-- BEGIN Records for the task --

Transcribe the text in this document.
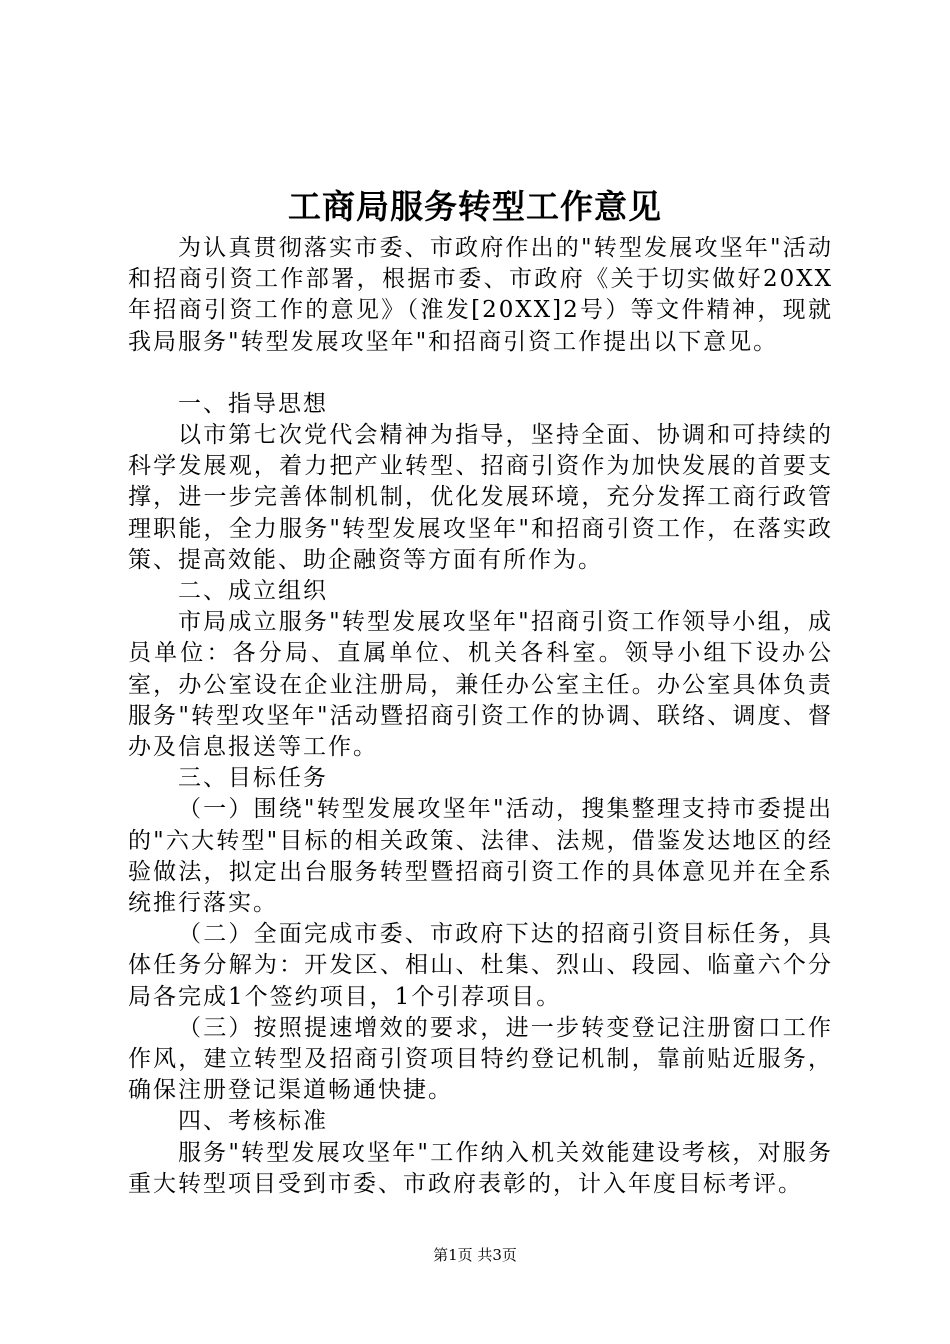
工商局服务转型工作意见

为认真贯彻落实市委、市政府作出的"转型发展攻坚年"活动和招商引资工作部署，根据市委、市政府《关于切实做好20XX年招商引资工作的意见》（淮发[20XX]2号）等文件精神，现就我局服务"转型发展攻坚年"和招商引资工作提出以下意见。

一、指导思想

以市第七次党代会精神为指导，坚持全面、协调和可持续的科学发展观，着力把产业转型、招商引资作为加快发展的首要支撑，进一步完善体制机制，优化发展环境，充分发挥工商行政管理职能，全力服务"转型发展攻坚年"和招商引资工作，在落实政策、提高效能、助企融资等方面有所作为。

二、成立组织

市局成立服务"转型发展攻坚年"招商引资工作领导小组，成员单位：各分局、直属单位、机关各科室。领导小组下设办公室，办公室设在企业注册局，兼任办公室主任。办公室具体负责服务"转型攻坚年"活动暨招商引资工作的协调、联络、调度、督办及信息报送等工作。

三、目标任务

（一）围绕"转型发展攻坚年"活动，搜集整理支持市委提出的"六大转型"目标的相关政策、法律、法规，借鉴发达地区的经验做法，拟定出台服务转型暨招商引资工作的具体意见并在全系统推行落实。

（二）全面完成市委、市政府下达的招商引资目标任务，具体任务分解为：开发区、相山、杜集、烈山、段园、临童六个分局各完成1个签约项目，1个引荐项目。

（三）按照提速增效的要求，进一步转变登记注册窗口工作作风，建立转型及招商引资项目特约登记机制，靠前贴近服务，确保注册登记渠道畅通快捷。

四、考核标准

服务"转型发展攻坚年"工作纳入机关效能建设考核，对服务重大转型项目受到市委、市政府表彰的，计入年度目标考评。

第1页 共3页
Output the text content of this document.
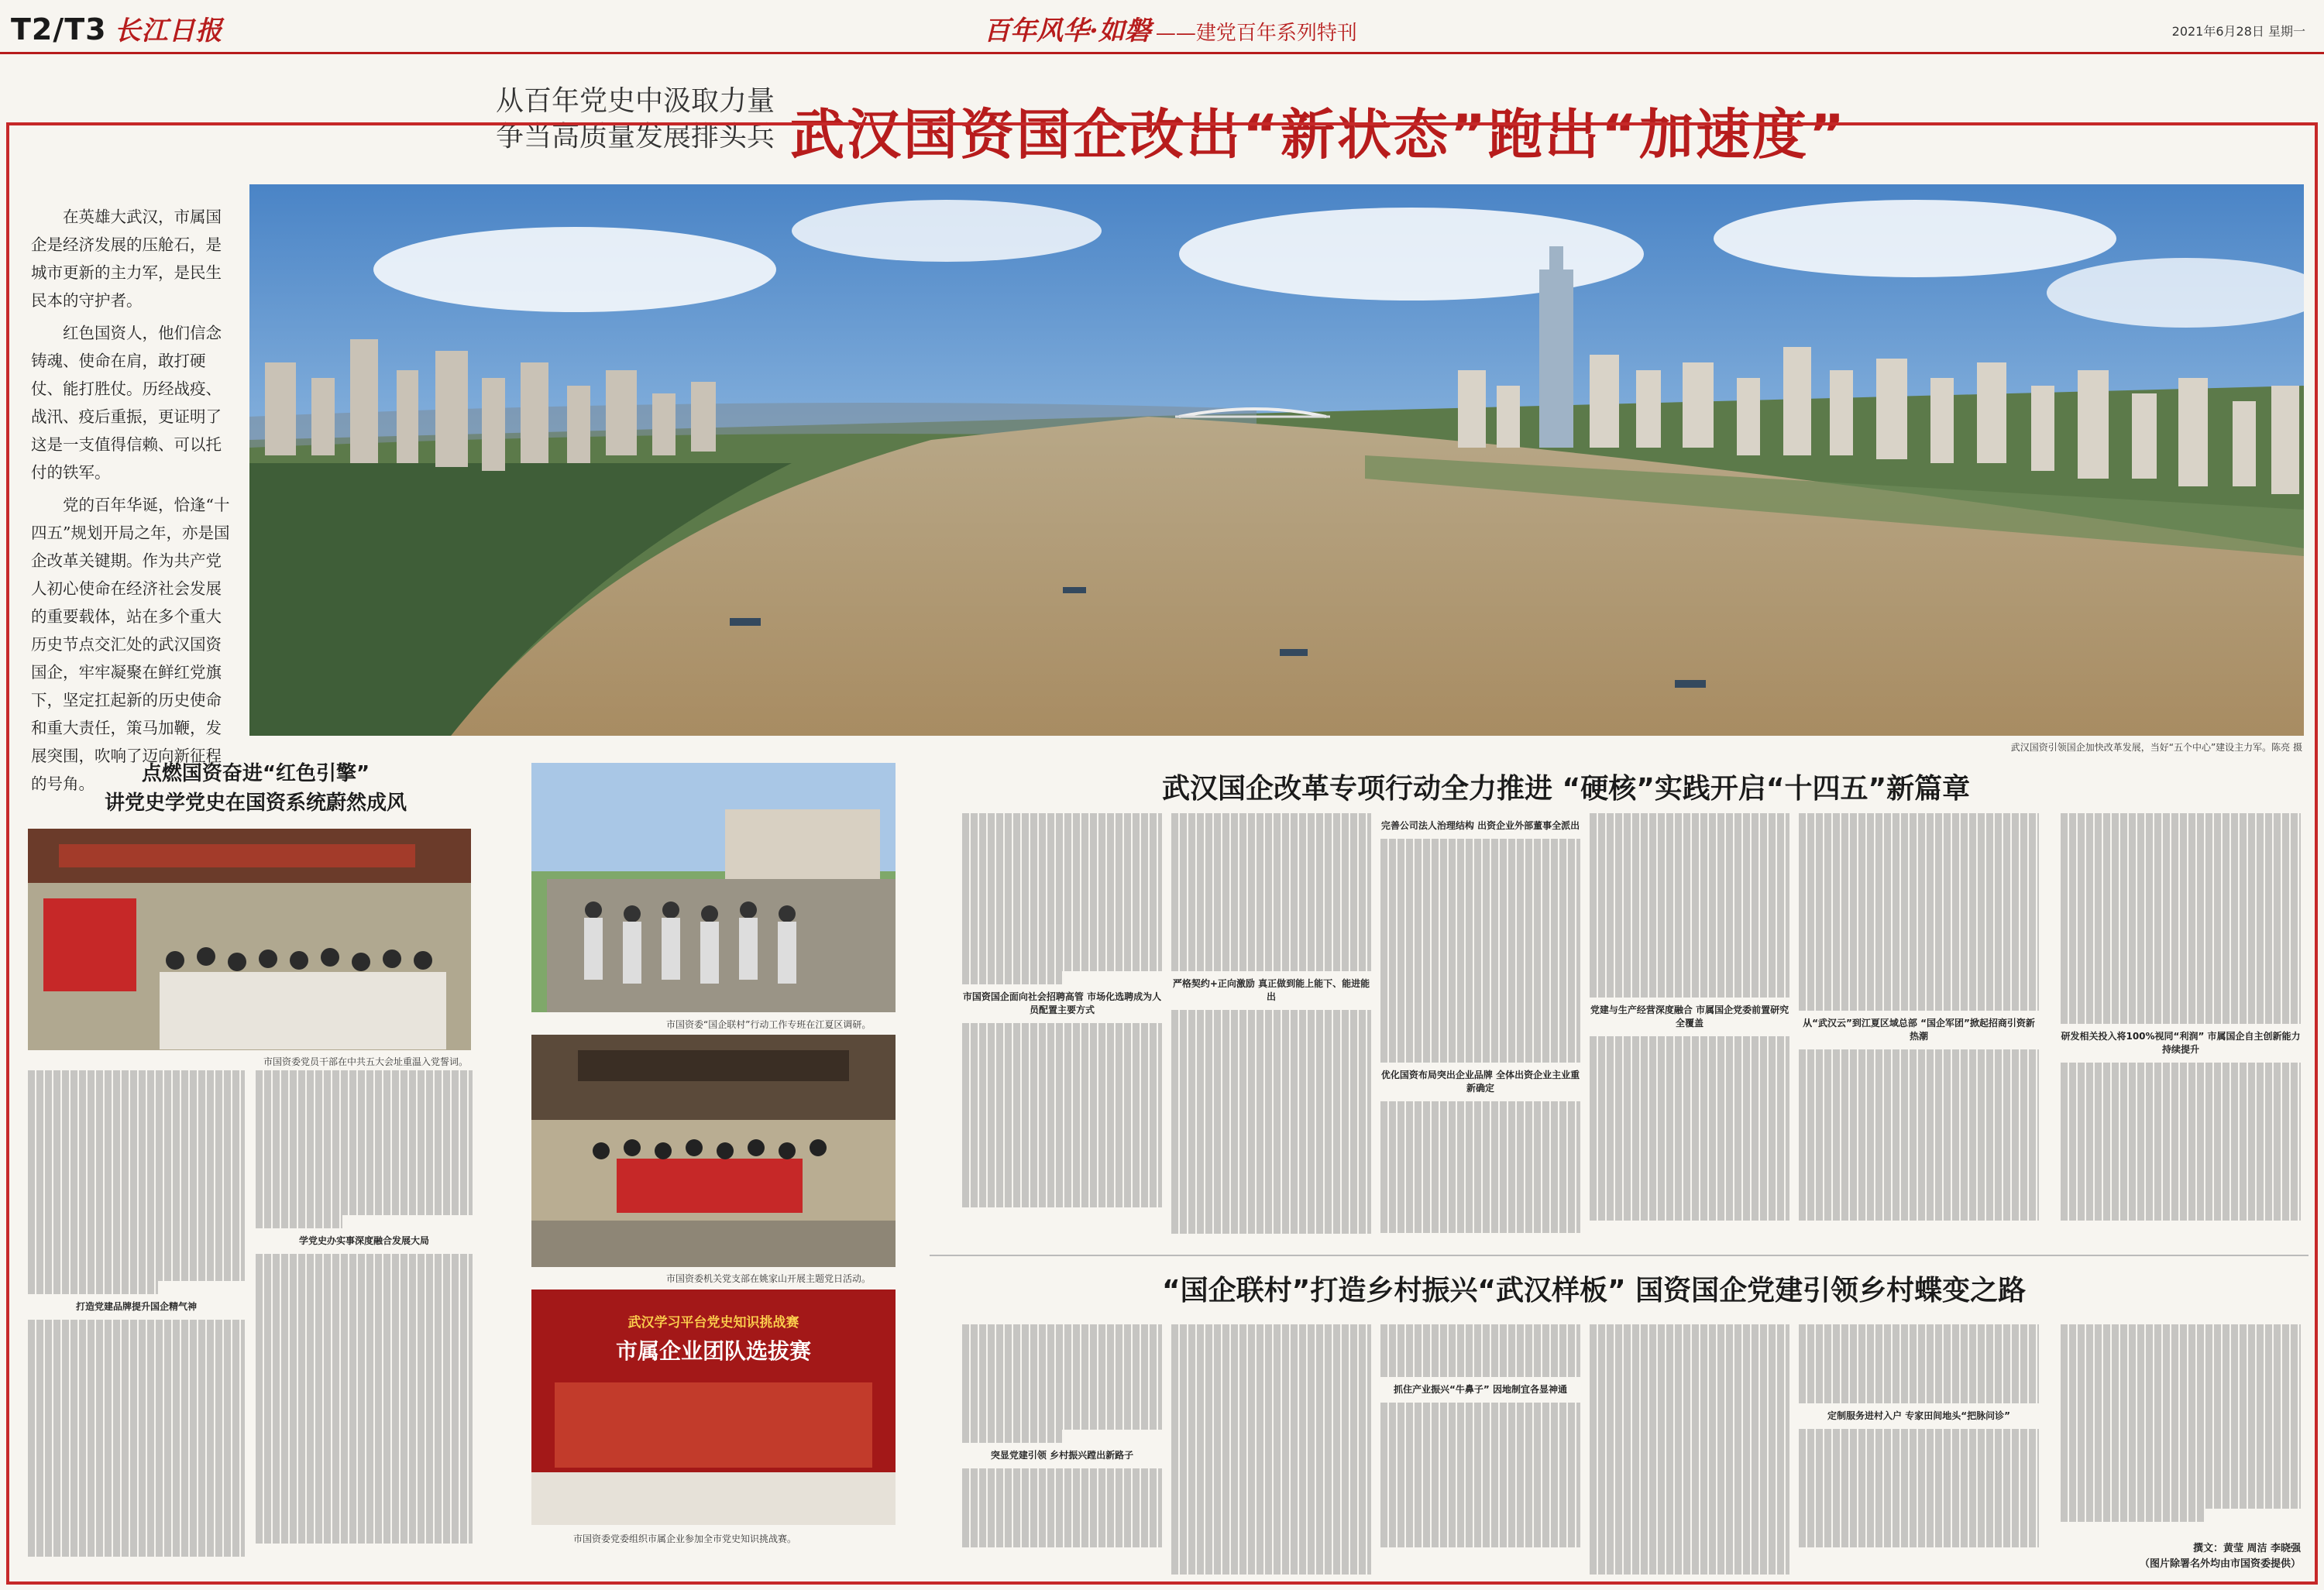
T2/T3 长江日报	百年风华·如磐 ——建党百年系列特刊	2021年6月28日 星期一
从百年党史中汲取力量
争当高质量发展排头兵 武汉国资国企改出“新状态”跑出“加速度”

在英雄大武汉，市属国企是经济发展的压舱石，是城市更新的主力军，是民生民本的守护者。

红色国资人，他们信念铸魂、使命在肩，敢打硬仗、能打胜仗。历经战疫、战汛、疫后重振，更证明了这是一支值得信赖、可以托付的铁军。

党的百年华诞，恰逢“十四五”规划开局之年，亦是国企改革关键期。作为共产党人初心使命在经济社会发展的重要载体，站在多个重大历史节点交汇处的武汉国资国企，牢牢凝聚在鲜红党旗下，坚定扛起新的历史使命和重大责任，策马加鞭，发展突围，吹响了迈向新征程的号角。

武汉国资引领国企加快改革发展，当好“五个中心”建设主力军。陈亮 摄
点燃国资奋进“红色引擎”
讲党史学党史在国资系统蔚然成风
市国资委党员干部在中共五大会址重温入党誓词。
打造党建品牌提升国企精气神
学党史办实事深度融合发展大局
市国资委“国企联村”行动工作专班在江夏区调研。
市国资委机关党支部在姚家山开展主题党日活动。
武汉学习平台党史知识挑战赛
市属企业团队选拔赛
市国资委党委组织市属企业参加全市党史知识挑战赛。
武汉国企改革专项行动全力推进 “硬核”实践开启“十四五”新篇章
市国资国企面向社会招聘高管 市场化选聘成为人员配置主要方式
严格契约+正向激励 真正做到能上能下、能进能出
完善公司法人治理结构 出资企业外部董事全派出
优化国资布局突出企业品牌 全体出资企业主业重新确定
党建与生产经营深度融合 市属国企党委前置研究全覆盖	从“武汉云”到江夏区域总部 “国企军团”掀起招商引资新热潮	研发相关投入将100%视同“利润” 市属国企自主创新能力持续提升
“国企联村”打造乡村振兴“武汉样板” 国资国企党建引领乡村蝶变之路
突显党建引领 乡村振兴蹚出新路子
抓住产业振兴“牛鼻子” 因地制宜各显神通
定制服务进村入户 专家田间地头“把脉问诊”
撰文：黄莹 周洁 李晓强
（图片除署名外均由市国资委提供）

-- END Records for the task --

Copy every line of the entries above in which "text" occurs.

| Output |
Transcribe the text in this document.
Output the text content of this document.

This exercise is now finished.